(Dataset items)
>> START

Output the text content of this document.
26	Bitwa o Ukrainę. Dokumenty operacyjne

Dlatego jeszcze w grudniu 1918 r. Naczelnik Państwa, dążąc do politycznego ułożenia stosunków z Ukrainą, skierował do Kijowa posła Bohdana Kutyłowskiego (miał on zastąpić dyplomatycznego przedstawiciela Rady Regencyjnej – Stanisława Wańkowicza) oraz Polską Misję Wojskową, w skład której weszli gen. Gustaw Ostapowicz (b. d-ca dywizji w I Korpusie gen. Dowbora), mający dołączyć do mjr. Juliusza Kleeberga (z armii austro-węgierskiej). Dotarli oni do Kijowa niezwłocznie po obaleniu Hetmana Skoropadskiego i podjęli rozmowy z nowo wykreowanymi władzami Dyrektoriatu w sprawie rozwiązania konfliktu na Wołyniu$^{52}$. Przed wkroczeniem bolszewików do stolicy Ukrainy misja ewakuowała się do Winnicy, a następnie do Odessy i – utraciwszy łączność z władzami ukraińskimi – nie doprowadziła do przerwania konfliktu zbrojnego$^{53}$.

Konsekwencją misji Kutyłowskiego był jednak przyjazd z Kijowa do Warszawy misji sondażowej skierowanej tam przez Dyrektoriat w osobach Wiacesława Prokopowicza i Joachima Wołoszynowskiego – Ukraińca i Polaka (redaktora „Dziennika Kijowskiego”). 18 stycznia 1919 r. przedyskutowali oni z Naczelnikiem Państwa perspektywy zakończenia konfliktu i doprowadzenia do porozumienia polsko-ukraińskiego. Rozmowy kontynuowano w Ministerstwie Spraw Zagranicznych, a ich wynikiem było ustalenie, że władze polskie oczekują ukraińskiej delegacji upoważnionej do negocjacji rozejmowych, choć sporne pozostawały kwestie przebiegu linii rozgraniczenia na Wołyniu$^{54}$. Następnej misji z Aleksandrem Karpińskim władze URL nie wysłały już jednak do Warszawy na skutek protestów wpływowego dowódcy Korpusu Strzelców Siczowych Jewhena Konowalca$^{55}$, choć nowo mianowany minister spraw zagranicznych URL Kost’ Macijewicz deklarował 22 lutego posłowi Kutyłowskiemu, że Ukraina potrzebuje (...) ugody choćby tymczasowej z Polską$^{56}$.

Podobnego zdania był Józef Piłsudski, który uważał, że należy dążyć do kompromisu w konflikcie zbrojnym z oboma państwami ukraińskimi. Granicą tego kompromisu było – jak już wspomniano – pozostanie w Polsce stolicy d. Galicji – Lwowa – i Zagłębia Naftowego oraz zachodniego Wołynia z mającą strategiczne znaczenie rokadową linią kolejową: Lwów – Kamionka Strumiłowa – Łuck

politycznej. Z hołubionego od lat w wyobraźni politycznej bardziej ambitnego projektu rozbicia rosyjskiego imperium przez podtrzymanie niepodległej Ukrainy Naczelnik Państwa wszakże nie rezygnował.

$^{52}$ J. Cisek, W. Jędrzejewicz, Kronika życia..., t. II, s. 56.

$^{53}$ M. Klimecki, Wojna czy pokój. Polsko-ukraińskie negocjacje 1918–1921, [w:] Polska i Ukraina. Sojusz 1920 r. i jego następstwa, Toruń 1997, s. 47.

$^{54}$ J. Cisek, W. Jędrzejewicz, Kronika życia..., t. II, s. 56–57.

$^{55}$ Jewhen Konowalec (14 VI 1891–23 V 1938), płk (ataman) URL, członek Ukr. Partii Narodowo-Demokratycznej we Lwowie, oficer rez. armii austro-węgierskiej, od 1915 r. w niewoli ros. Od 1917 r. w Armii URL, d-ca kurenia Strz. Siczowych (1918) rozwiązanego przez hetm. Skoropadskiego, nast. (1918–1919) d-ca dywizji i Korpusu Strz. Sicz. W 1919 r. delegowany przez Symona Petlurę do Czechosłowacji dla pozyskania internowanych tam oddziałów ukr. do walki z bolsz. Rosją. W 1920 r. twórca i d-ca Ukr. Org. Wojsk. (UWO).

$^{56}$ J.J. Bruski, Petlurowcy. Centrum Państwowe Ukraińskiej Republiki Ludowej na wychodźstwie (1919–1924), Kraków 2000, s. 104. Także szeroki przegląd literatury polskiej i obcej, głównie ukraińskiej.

>> END

→ What this task involves: Copy each line of the data exactly, leaving nothing out.

→ Correct output:
Output the text content of this document.
26	Bitwa o Ukrainę. Dokumenty operacyjne

Dlatego jeszcze w grudniu 1918 r. Naczelnik Państwa, dążąc do politycznego ułożenia stosunków z Ukrainą, skierował do Kijowa posła Bohdana Kutyłowskiego (miał on zastąpić dyplomatycznego przedstawiciela Rady Regencyjnej – Stanisława Wańkowicza) oraz Polską Misję Wojskową, w skład której weszli gen. Gustaw Ostapowicz (b. d-ca dywizji w I Korpusie gen. Dowbora), mający dołączyć do mjr. Juliusza Kleeberga (z armii austro-węgierskiej). Dotarli oni do Kijowa niezwłocznie po obaleniu Hetmana Skoropadskiego i podjęli rozmowy z nowo wykreowanymi władzami Dyrektoriatu w sprawie rozwiązania konfliktu na Wołyniu$^{52}$. Przed wkroczeniem bolszewików do stolicy Ukrainy misja ewakuowała się do Winnicy, a następnie do Odessy i – utraciwszy łączność z władzami ukraińskimi – nie doprowadziła do przerwania konfliktu zbrojnego$^{53}$.

Konsekwencją misji Kutyłowskiego był jednak przyjazd z Kijowa do Warszawy misji sondażowej skierowanej tam przez Dyrektoriat w osobach Wiacesława Prokopowicza i Joachima Wołoszynowskiego – Ukraińca i Polaka (redaktora „Dziennika Kijowskiego”). 18 stycznia 1919 r. przedyskutowali oni z Naczelnikiem Państwa perspektywy zakończenia konfliktu i doprowadzenia do porozumienia polsko-ukraińskiego. Rozmowy kontynuowano w Ministerstwie Spraw Zagranicznych, a ich wynikiem było ustalenie, że władze polskie oczekują ukraińskiej delegacji upoważnionej do negocjacji rozejmowych, choć sporne pozostawały kwestie przebiegu linii rozgraniczenia na Wołyniu$^{54}$. Następnej misji z Aleksandrem Karpińskim władze URL nie wysłały już jednak do Warszawy na skutek protestów wpływowego dowódcy Korpusu Strzelców Siczowych Jewhena Konowalca$^{55}$, choć nowo mianowany minister spraw zagranicznych URL Kost’ Macijewicz deklarował 22 lutego posłowi Kutyłowskiemu, że Ukraina potrzebuje (...) ugody choćby tymczasowej z Polską$^{56}$.

Podobnego zdania był Józef Piłsudski, który uważał, że należy dążyć do kompromisu w konflikcie zbrojnym z oboma państwami ukraińskimi. Granicą tego kompromisu było – jak już wspomniano – pozostanie w Polsce stolicy d. Galicji – Lwowa – i Zagłębia Naftowego oraz zachodniego Wołynia z mającą strategiczne znaczenie rokadową linią kolejową: Lwów – Kamionka Strumiłowa – Łuck

politycznej. Z hołubionego od lat w wyobraźni politycznej bardziej ambitnego projektu rozbicia rosyjskiego imperium przez podtrzymanie niepodległej Ukrainy Naczelnik Państwa wszakże nie rezygnował.

$^{52}$ J. Cisek, W. Jędrzejewicz, Kronika życia..., t. II, s. 56.

$^{53}$ M. Klimecki, Wojna czy pokój. Polsko-ukraińskie negocjacje 1918–1921, [w:] Polska i Ukraina. Sojusz 1920 r. i jego następstwa, Toruń 1997, s. 47.

$^{54}$ J. Cisek, W. Jędrzejewicz, Kronika życia..., t. II, s. 56–57.

$^{55}$ Jewhen Konowalec (14 VI 1891–23 V 1938), płk (ataman) URL, członek Ukr. Partii Narodowo-Demokratycznej we Lwowie, oficer rez. armii austro-węgierskiej, od 1915 r. w niewoli ros. Od 1917 r. w Armii URL, d-ca kurenia Strz. Siczowych (1918) rozwiązanego przez hetm. Skoropadskiego, nast. (1918–1919) d-ca dywizji i Korpusu Strz. Sicz. W 1919 r. delegowany przez Symona Petlurę do Czechosłowacji dla pozyskania internowanych tam oddziałów ukr. do walki z bolsz. Rosją. W 1920 r. twórca i d-ca Ukr. Org. Wojsk. (UWO).

$^{56}$ J.J. Bruski, Petlurowcy. Centrum Państwowe Ukraińskiej Republiki Ludowej na wychodźstwie (1919–1924), Kraków 2000, s. 104. Także szeroki przegląd literatury polskiej i obcej, głównie ukraińskiej.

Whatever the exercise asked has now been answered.